* _Work to complete_
Find every line with the word "marker". Copy those lines.

(Figure record listings)
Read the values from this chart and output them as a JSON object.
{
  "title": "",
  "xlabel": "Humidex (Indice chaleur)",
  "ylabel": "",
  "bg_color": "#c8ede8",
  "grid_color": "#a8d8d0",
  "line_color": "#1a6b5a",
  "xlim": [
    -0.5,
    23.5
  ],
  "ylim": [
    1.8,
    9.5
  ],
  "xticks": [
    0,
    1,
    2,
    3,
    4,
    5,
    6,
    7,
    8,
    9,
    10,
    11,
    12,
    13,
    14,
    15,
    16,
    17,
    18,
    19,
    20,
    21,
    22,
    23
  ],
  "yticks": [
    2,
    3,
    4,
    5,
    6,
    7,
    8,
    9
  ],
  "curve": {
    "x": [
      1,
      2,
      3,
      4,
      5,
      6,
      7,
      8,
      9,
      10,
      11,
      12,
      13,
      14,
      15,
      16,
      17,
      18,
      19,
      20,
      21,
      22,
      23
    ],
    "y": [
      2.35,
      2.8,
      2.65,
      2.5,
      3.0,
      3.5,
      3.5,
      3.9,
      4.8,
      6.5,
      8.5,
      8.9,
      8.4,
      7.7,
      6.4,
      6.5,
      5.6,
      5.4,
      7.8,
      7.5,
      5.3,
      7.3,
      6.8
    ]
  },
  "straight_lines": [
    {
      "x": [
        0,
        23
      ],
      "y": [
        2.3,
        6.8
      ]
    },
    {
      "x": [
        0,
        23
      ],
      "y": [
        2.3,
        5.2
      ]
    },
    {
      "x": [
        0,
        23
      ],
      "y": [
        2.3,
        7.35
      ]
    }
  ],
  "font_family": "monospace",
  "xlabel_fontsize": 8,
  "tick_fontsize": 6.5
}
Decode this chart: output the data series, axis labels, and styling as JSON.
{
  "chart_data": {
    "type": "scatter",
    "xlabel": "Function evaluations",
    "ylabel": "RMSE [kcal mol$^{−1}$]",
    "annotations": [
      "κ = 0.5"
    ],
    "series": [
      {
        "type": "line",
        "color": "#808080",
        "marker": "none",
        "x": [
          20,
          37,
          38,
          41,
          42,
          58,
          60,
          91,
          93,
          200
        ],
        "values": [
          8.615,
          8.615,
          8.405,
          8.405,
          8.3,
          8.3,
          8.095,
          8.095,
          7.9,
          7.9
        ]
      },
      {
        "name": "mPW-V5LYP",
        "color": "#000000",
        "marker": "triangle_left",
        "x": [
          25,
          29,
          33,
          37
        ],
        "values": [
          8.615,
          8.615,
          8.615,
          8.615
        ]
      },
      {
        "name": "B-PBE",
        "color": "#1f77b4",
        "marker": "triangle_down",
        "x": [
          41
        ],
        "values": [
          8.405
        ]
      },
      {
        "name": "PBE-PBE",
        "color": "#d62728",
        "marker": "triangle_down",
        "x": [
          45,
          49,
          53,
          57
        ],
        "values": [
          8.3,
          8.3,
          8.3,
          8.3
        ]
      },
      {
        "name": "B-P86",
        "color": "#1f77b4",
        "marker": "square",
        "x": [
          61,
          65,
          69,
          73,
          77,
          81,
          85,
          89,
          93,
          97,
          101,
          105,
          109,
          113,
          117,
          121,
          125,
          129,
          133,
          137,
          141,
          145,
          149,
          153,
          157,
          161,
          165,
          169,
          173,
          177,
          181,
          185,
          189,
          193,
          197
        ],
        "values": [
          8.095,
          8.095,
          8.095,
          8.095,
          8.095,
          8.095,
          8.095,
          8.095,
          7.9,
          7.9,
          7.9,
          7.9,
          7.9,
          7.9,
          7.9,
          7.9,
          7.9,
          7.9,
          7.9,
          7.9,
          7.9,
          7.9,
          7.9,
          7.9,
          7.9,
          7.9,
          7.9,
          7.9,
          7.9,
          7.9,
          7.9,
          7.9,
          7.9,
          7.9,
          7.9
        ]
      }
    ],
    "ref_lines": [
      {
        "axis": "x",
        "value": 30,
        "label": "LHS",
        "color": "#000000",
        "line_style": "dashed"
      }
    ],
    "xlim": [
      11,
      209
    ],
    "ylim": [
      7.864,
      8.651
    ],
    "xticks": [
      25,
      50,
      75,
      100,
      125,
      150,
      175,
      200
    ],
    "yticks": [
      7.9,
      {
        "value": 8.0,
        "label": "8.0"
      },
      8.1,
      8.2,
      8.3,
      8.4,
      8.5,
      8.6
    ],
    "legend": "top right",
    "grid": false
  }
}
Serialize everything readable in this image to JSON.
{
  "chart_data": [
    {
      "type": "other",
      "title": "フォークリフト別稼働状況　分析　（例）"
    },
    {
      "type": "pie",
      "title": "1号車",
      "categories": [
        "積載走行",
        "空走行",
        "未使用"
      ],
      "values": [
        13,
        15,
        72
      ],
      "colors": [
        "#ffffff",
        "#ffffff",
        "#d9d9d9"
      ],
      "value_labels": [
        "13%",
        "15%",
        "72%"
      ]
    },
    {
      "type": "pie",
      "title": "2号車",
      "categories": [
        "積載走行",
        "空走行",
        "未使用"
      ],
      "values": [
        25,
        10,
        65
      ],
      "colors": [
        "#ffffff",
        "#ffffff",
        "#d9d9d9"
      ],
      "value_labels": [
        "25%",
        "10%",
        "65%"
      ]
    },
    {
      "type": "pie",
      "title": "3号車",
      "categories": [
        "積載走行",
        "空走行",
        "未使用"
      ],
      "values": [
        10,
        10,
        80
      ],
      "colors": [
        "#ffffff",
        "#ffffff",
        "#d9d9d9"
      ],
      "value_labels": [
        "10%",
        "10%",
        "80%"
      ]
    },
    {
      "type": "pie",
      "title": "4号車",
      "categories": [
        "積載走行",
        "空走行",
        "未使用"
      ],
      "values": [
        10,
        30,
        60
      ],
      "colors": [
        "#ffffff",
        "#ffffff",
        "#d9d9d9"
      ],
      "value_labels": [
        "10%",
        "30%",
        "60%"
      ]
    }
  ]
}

* _Result of this task_
        "marker": "none",
        "marker": "triangle_left",
        "marker": "triangle_down",
        "marker": "triangle_down",
        "marker": "square",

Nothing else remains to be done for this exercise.